[STATED PROBLEM] Write down every entry below once more, exactly.

[DATA]

· · · ·

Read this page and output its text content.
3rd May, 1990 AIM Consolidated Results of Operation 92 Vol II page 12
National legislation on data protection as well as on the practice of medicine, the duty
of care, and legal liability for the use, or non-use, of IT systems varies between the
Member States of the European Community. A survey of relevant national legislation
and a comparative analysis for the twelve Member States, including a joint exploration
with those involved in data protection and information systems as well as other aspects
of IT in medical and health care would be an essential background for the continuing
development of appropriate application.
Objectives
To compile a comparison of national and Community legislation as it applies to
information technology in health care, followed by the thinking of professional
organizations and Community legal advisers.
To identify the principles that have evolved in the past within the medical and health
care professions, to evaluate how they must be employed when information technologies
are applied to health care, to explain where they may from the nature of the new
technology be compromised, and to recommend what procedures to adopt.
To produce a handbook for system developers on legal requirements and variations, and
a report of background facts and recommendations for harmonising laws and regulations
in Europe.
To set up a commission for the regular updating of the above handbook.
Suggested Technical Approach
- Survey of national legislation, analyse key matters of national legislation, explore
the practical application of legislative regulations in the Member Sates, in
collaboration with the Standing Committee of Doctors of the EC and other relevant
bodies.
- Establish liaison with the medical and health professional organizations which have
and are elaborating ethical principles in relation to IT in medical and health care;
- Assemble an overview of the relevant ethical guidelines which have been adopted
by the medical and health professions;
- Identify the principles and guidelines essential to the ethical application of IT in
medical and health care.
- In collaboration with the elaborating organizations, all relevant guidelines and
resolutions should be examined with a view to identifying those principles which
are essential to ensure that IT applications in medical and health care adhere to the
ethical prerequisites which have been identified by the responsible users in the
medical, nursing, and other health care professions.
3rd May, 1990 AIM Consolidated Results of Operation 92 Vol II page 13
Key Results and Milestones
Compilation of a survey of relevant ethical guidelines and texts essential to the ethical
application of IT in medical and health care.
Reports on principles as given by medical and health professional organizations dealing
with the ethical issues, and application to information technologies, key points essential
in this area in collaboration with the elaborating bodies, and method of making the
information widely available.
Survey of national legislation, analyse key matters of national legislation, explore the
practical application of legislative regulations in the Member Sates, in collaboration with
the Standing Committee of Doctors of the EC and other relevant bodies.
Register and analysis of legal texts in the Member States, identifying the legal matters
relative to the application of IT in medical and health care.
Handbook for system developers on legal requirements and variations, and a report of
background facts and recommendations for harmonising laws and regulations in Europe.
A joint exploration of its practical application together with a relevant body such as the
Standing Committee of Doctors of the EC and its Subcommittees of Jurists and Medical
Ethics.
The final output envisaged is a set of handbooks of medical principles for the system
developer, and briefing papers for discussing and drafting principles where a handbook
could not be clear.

· · · ·

[FULL OUTPUT]
Read this page and output its text content.
3rd May, 1990 AIM Consolidated Results of Operation 92 Vol II page 12
National legislation on data protection as well as on the practice of medicine, the duty
of care, and legal liability for the use, or non-use, of IT systems varies between the
Member States of the European Community. A survey of relevant national legislation
and a comparative analysis for the twelve Member States, including a joint exploration
with those involved in data protection and information systems as well as other aspects
of IT in medical and health care would be an essential background for the continuing
development of appropriate application.
Objectives
To compile a comparison of national and Community legislation as it applies to
information technology in health care, followed by the thinking of professional
organizations and Community legal advisers.
To identify the principles that have evolved in the past within the medical and health
care professions, to evaluate how they must be employed when information technologies
are applied to health care, to explain where they may from the nature of the new
technology be compromised, and to recommend what procedures to adopt.
To produce a handbook for system developers on legal requirements and variations, and
a report of background facts and recommendations for harmonising laws and regulations
in Europe.
To set up a commission for the regular updating of the above handbook.
Suggested Technical Approach
- Survey of national legislation, analyse key matters of national legislation, explore
the practical application of legislative regulations in the Member Sates, in
collaboration with the Standing Committee of Doctors of the EC and other relevant
bodies.
- Establish liaison with the medical and health professional organizations which have
and are elaborating ethical principles in relation to IT in medical and health care;
- Assemble an overview of the relevant ethical guidelines which have been adopted
by the medical and health professions;
- Identify the principles and guidelines essential to the ethical application of IT in
medical and health care.
- In collaboration with the elaborating organizations, all relevant guidelines and
resolutions should be examined with a view to identifying those principles which
are essential to ensure that IT applications in medical and health care adhere to the
ethical prerequisites which have been identified by the responsible users in the
medical, nursing, and other health care professions.
3rd May, 1990 AIM Consolidated Results of Operation 92 Vol II page 13
Key Results and Milestones
Compilation of a survey of relevant ethical guidelines and texts essential to the ethical
application of IT in medical and health care.
Reports on principles as given by medical and health professional organizations dealing
with the ethical issues, and application to information technologies, key points essential
in this area in collaboration with the elaborating bodies, and method of making the
information widely available.
Survey of national legislation, analyse key matters of national legislation, explore the
practical application of legislative regulations in the Member Sates, in collaboration with
the Standing Committee of Doctors of the EC and other relevant bodies.
Register and analysis of legal texts in the Member States, identifying the legal matters
relative to the application of IT in medical and health care.
Handbook for system developers on legal requirements and variations, and a report of
background facts and recommendations for harmonising laws and regulations in Europe.
A joint exploration of its practical application together with a relevant body such as the
Standing Committee of Doctors of the EC and its Subcommittees of Jurists and Medical
Ethics.
The final output envisaged is a set of handbooks of medical principles for the system
developer, and briefing papers for discussing and drafting principles where a handbook
could not be clear.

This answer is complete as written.